-------- Records shown --------
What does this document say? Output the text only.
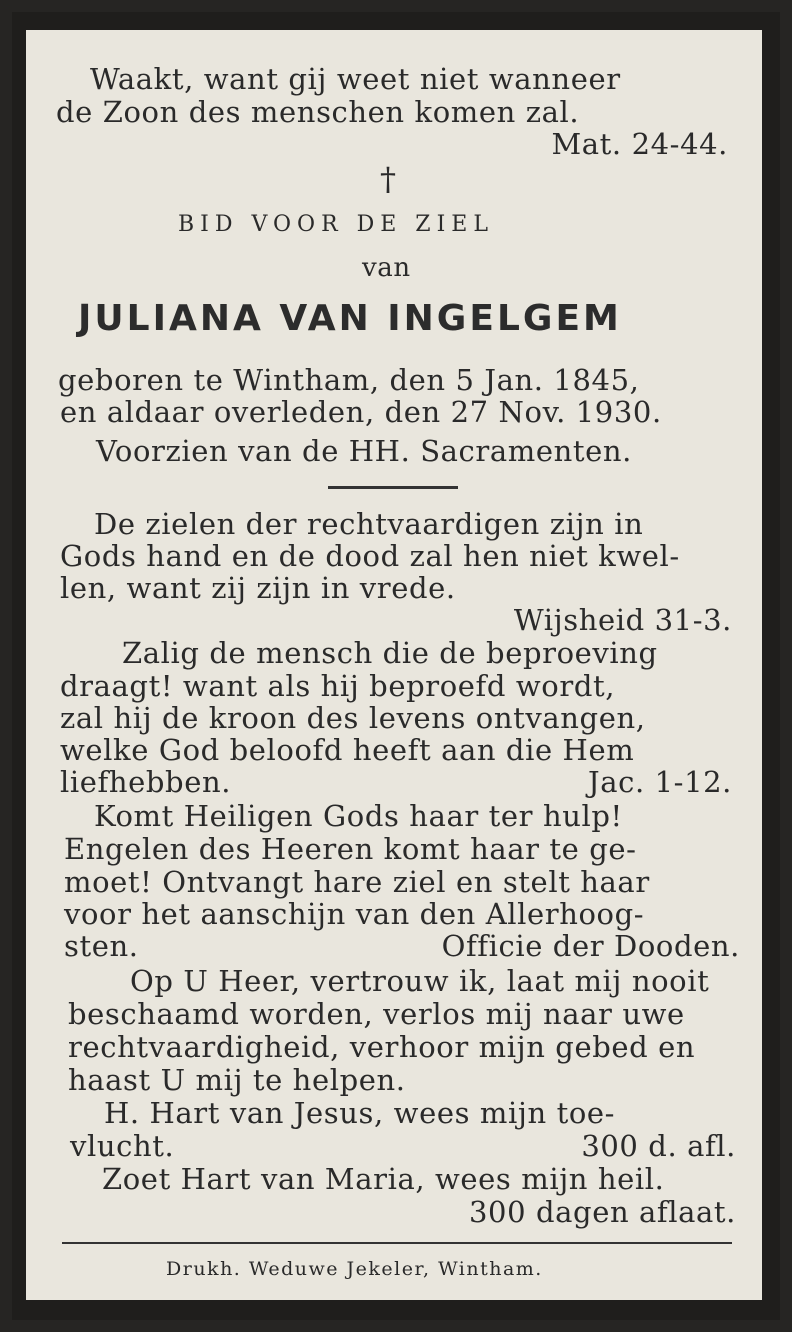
Waakt, want gij weet niet wanneer
de Zoon des menschen komen zal.
Mat. 24-44.
†
BID VOOR DE ZIEL
van
JULIANA VAN INGELGEM
geboren te Wintham, den 5 Jan. 1845,
en aldaar overleden, den 27 Nov. 1930.
Voorzien van de HH. Sacramenten.
De zielen der rechtvaardigen zijn in
Gods hand en de dood zal hen niet kwel-
len, want zij zijn in vrede.
Wijsheid 31-3.
Zalig de mensch die de beproeving
draagt! want als hij beproefd wordt,
zal hij de kroon des levens ontvangen,
welke God beloofd heeft aan die Hem
liefhebben.	Jac. 1-12.
Komt Heiligen Gods haar ter hulp!
Engelen des Heeren komt haar te ge-
moet! Ontvangt hare ziel en stelt haar
voor het aanschijn van den Allerhoog-
sten.	Officie der Dooden.
Op U Heer, vertrouw ik, laat mij nooit
beschaamd worden, verlos mij naar uwe
rechtvaardigheid, verhoor mijn gebed en
haast U mij te helpen.
H. Hart van Jesus, wees mijn toe-
vlucht.	300 d. afl.
Zoet Hart van Maria, wees mijn heil.
300 dagen aflaat.
Drukh. Weduwe Jekeler, Wintham.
--------
■ **What to produce**
Without the pictures, restate all the entries above exactly.

■ **In response**
What does this document say? Output the text only.
Waakt, want gij weet niet wanneer
de Zoon des menschen komen zal.
Mat. 24-44.
†
BID VOOR DE ZIEL
van
JULIANA VAN INGELGEM
geboren te Wintham, den 5 Jan. 1845,
en aldaar overleden, den 27 Nov. 1930.
Voorzien van de HH. Sacramenten.
De zielen der rechtvaardigen zijn in
Gods hand en de dood zal hen niet kwel-
len, want zij zijn in vrede.
Wijsheid 31-3.
Zalig de mensch die de beproeving
draagt! want als hij beproefd wordt,
zal hij de kroon des levens ontvangen,
welke God beloofd heeft aan die Hem
liefhebben.	Jac. 1-12.
Komt Heiligen Gods haar ter hulp!
Engelen des Heeren komt haar te ge-
moet! Ontvangt hare ziel en stelt haar
voor het aanschijn van den Allerhoog-
sten.	Officie der Dooden.
Op U Heer, vertrouw ik, laat mij nooit
beschaamd worden, verlos mij naar uwe
rechtvaardigheid, verhoor mijn gebed en
haast U mij te helpen.
H. Hart van Jesus, wees mijn toe-
vlucht.	300 d. afl.
Zoet Hart van Maria, wees mijn heil.
300 dagen aflaat.
Drukh. Weduwe Jekeler, Wintham.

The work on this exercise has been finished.